━━━ DATA EXTRACT ━━━
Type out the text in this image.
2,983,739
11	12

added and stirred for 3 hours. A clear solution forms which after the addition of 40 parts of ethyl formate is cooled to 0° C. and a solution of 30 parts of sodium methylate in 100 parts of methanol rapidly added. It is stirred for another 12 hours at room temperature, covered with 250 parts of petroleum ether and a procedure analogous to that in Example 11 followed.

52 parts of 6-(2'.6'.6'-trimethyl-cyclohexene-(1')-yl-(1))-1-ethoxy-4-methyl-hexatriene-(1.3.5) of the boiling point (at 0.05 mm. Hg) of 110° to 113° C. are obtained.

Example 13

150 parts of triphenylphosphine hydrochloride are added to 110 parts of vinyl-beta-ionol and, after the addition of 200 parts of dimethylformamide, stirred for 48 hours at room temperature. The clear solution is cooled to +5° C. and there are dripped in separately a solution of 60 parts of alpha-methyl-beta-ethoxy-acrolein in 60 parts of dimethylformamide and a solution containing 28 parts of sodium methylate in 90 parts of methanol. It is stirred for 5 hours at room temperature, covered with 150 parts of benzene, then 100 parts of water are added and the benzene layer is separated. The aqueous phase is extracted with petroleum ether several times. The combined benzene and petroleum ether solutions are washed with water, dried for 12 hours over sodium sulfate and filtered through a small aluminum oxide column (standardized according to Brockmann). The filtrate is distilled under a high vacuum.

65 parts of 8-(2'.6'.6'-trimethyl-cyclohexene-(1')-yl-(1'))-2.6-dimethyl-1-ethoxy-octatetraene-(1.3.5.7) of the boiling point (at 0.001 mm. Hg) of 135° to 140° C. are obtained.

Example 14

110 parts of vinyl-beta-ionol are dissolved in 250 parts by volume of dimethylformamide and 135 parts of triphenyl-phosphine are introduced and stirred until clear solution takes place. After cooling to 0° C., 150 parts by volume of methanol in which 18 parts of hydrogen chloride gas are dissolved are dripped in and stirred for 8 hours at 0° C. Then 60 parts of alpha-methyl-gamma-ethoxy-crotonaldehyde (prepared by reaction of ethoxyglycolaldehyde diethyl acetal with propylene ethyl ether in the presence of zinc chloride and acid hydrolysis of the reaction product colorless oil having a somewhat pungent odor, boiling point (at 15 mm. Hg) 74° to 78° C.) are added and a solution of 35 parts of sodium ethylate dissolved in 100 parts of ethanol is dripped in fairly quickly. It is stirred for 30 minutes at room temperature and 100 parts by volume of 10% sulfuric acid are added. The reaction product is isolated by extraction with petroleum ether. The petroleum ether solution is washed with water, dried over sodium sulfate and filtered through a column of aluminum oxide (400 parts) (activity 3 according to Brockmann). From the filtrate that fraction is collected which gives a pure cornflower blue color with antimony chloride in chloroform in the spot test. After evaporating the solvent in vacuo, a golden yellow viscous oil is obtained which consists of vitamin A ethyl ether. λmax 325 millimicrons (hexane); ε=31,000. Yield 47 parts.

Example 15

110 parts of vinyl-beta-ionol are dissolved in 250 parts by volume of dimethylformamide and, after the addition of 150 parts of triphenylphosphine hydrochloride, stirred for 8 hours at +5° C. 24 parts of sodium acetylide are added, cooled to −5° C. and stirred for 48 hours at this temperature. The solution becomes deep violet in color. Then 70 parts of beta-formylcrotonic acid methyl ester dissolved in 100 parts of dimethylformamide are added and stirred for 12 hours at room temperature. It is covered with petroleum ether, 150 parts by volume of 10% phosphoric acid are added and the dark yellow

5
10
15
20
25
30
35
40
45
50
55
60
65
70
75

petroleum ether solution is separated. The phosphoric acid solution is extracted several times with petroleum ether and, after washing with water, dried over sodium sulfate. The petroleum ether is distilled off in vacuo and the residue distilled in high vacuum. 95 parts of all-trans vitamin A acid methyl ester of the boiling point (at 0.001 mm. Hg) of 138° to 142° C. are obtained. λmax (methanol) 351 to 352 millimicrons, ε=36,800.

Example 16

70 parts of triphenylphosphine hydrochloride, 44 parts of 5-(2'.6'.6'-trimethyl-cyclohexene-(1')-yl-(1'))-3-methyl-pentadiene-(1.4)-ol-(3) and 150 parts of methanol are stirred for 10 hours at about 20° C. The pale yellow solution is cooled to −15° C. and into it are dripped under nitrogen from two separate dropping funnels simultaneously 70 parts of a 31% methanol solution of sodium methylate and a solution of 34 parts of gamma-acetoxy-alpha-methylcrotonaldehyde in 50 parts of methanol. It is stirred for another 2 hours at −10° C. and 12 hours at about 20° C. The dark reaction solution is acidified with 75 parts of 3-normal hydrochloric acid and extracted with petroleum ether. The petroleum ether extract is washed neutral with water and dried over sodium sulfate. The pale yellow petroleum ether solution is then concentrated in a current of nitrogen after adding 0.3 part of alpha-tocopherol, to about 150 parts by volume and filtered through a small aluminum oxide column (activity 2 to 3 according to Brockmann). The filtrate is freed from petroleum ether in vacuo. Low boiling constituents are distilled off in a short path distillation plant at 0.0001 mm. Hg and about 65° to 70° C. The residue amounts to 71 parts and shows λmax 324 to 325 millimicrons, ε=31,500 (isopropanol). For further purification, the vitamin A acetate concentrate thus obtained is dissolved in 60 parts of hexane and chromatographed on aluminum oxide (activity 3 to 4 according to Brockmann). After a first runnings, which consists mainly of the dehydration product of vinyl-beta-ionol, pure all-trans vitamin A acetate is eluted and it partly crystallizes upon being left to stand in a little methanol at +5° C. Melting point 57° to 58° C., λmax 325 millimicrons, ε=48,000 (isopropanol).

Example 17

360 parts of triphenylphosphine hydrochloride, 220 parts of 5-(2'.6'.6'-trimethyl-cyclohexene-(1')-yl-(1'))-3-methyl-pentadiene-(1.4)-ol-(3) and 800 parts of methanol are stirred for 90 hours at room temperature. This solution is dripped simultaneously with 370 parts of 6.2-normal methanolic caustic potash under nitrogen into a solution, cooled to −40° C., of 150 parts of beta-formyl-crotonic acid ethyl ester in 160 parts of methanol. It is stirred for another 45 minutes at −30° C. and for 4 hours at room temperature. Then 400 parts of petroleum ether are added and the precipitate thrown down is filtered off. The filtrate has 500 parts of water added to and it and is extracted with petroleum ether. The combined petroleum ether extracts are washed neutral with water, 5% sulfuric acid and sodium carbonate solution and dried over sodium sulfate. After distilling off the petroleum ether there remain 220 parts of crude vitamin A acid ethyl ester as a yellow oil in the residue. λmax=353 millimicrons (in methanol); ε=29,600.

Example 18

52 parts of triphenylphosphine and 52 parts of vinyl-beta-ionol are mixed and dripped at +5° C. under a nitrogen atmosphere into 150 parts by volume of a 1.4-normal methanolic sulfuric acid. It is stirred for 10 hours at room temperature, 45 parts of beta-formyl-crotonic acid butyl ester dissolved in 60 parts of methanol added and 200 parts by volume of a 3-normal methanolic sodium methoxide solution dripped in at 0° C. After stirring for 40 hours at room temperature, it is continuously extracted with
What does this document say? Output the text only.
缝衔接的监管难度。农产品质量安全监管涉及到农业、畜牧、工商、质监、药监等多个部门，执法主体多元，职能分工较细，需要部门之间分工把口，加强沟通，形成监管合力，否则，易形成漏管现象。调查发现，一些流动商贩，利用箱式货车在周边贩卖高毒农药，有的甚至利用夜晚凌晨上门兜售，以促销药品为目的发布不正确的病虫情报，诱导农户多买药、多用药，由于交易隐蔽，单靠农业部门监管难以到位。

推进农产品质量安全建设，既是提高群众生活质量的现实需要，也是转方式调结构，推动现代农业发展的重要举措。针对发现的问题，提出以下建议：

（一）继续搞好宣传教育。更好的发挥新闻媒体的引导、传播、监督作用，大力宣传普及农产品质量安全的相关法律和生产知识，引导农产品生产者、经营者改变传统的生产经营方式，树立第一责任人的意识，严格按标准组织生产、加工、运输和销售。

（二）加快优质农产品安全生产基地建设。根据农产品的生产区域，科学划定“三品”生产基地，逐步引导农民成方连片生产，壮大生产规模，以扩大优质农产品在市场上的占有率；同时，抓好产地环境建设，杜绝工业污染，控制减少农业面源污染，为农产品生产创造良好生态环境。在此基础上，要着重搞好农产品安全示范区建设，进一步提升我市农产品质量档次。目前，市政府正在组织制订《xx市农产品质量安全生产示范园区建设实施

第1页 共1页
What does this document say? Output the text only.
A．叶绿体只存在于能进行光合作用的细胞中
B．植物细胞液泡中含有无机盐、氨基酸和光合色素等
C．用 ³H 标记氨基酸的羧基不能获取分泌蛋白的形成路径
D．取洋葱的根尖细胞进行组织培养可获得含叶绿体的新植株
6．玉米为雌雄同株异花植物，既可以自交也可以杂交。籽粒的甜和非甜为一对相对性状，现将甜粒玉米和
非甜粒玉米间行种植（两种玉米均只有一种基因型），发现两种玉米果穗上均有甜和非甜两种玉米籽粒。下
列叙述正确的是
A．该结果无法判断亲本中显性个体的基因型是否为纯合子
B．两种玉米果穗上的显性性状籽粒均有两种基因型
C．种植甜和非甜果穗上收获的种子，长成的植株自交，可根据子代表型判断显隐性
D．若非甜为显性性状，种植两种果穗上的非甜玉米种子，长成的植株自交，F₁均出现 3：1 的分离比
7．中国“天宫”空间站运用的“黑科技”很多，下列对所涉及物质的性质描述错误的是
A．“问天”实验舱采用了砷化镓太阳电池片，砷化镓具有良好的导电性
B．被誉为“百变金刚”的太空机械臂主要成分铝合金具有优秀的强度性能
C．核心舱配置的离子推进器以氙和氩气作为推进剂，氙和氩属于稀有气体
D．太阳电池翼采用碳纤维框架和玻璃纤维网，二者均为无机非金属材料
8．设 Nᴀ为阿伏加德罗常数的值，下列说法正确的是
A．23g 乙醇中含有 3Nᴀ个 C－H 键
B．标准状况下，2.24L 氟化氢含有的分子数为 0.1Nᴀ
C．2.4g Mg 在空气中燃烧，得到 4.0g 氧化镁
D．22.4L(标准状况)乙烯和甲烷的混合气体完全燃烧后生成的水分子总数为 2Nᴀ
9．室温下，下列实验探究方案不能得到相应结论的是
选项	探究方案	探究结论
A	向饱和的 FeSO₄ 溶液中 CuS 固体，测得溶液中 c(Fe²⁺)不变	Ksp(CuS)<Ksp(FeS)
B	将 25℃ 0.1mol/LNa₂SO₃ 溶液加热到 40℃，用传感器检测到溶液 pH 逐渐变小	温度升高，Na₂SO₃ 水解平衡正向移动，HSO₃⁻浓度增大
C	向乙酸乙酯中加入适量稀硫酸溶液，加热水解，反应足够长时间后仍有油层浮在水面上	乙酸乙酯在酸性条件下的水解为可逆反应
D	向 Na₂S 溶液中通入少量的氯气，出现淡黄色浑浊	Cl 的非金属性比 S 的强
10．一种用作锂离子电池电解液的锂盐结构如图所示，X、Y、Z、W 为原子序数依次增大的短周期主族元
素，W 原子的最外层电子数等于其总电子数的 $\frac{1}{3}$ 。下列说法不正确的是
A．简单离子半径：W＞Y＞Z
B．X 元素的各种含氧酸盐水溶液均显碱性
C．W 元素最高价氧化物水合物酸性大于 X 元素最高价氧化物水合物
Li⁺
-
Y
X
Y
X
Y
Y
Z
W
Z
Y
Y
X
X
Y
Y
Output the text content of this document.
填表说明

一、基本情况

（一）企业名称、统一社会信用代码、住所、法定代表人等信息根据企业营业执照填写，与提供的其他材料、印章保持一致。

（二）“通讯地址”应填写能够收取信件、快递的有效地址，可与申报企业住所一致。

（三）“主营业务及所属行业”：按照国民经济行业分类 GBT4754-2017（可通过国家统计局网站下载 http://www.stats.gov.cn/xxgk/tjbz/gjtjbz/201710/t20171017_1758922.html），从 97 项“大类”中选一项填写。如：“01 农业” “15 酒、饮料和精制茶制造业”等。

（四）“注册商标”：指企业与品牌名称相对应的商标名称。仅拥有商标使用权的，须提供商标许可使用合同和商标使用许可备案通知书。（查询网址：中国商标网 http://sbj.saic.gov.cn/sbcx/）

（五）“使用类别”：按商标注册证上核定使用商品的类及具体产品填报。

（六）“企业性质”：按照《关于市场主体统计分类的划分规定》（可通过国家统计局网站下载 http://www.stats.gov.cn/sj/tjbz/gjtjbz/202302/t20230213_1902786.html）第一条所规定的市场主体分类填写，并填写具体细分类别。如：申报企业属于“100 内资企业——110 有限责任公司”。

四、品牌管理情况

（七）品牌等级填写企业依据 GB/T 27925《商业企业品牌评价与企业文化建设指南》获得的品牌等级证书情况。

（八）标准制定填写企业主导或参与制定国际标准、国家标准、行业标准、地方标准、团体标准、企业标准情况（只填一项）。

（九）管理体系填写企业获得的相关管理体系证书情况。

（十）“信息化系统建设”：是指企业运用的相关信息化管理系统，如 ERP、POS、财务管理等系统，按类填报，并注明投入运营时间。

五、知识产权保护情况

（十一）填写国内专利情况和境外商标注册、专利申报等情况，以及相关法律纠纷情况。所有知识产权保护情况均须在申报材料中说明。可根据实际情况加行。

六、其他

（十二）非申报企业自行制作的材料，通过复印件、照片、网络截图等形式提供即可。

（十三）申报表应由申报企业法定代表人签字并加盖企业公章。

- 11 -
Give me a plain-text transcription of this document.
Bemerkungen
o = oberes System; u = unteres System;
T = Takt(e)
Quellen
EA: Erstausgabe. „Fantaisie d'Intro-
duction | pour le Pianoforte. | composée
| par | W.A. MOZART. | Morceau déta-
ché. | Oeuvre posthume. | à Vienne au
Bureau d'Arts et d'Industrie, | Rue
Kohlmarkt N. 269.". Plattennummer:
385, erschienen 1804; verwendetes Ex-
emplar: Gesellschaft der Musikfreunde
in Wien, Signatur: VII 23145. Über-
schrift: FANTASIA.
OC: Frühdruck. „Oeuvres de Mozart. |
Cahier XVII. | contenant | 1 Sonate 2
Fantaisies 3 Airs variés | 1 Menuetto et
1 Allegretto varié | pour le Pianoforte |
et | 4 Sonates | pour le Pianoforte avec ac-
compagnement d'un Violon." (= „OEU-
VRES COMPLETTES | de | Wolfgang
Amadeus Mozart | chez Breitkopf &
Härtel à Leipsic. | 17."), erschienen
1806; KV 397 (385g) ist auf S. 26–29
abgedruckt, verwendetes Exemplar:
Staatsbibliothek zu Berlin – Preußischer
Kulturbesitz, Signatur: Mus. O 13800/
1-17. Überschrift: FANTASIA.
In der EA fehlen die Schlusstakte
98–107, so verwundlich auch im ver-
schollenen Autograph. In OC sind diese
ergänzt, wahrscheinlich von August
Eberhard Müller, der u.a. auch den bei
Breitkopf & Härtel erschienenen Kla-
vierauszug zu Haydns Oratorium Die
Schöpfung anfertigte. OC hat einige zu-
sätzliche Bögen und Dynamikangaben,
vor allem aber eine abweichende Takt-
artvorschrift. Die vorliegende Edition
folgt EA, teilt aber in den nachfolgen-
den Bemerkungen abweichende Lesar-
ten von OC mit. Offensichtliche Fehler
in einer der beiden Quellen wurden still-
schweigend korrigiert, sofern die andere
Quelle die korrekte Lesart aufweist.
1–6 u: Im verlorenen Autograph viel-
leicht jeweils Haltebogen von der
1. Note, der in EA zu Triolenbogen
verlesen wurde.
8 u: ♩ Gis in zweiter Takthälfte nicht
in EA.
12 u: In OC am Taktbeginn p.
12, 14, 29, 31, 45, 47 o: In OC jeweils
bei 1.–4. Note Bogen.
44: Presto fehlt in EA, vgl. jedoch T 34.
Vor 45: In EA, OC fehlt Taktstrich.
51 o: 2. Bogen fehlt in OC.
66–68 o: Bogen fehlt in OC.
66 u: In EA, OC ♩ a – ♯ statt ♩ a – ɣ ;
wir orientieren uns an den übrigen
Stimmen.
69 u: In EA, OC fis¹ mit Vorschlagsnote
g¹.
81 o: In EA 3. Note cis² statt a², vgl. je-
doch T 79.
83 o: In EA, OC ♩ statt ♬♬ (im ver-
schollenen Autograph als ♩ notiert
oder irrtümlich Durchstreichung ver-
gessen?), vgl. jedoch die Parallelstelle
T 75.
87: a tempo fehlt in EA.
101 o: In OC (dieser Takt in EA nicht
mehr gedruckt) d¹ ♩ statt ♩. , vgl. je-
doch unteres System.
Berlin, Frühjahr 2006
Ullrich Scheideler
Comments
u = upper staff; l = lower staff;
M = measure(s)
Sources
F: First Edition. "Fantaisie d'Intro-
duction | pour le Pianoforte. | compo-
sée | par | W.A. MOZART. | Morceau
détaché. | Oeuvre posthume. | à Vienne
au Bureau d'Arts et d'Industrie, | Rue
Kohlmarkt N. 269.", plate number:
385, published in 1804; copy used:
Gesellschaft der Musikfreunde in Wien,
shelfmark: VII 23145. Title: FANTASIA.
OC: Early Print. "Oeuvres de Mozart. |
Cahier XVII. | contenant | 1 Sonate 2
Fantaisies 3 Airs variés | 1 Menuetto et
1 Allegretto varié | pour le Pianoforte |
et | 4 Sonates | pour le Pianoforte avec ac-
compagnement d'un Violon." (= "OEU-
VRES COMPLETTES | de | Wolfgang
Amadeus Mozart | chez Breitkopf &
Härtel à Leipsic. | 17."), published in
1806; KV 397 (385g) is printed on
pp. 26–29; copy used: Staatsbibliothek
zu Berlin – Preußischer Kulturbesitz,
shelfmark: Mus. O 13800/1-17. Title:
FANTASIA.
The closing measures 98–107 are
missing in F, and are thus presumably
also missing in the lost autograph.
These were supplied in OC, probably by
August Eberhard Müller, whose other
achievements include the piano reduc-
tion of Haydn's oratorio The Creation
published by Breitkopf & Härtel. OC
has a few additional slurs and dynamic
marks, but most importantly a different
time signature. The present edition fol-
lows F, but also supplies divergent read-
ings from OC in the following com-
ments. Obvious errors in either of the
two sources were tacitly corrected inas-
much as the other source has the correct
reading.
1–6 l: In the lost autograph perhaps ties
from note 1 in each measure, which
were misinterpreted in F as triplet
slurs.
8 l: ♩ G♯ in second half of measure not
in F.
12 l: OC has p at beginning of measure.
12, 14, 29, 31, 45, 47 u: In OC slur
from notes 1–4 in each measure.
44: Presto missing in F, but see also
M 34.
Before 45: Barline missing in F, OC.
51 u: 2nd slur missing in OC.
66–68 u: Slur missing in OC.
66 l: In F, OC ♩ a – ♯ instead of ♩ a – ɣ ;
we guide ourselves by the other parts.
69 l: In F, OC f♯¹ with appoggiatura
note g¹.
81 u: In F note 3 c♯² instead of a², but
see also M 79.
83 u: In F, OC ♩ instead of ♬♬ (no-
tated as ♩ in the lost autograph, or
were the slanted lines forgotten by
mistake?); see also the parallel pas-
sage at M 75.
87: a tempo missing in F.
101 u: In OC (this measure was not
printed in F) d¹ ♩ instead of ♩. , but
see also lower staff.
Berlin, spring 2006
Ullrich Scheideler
━━━
■ TASK PROMPT
Gather all lines of the records that include the word "document".

■ RESULT OF THIS EXERCISE
What does this document say? Output the text only.
What does this document say? Output the text only.
Output the text content of this document.
Give me a plain-text transcription of this document.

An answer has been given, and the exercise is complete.